Data rows:
------------------------------
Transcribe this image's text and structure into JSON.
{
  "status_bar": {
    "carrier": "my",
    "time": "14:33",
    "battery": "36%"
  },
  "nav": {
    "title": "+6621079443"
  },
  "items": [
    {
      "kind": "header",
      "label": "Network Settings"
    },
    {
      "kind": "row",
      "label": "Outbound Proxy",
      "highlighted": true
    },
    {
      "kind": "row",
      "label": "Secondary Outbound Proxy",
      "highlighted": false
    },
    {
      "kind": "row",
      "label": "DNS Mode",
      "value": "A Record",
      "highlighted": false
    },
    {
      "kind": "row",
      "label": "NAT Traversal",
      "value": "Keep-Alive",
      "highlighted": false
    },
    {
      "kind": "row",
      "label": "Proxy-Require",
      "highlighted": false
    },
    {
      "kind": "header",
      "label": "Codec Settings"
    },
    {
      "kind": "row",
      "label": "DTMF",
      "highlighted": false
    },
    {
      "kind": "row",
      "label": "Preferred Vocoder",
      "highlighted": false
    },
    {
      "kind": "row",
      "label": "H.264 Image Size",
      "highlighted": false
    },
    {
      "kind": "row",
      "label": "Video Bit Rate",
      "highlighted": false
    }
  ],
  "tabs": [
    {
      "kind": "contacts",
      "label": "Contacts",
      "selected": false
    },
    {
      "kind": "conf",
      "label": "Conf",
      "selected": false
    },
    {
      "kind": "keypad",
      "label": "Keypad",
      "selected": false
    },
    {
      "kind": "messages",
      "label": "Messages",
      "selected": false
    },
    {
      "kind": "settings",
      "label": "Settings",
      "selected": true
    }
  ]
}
------------------------------
Instructions for the task:
Look through the records and gather every line containing "Proxy".

Expected output:
      "label": "Outbound Proxy",
      "label": "Secondary Outbound Proxy",
      "label": "Proxy-Require",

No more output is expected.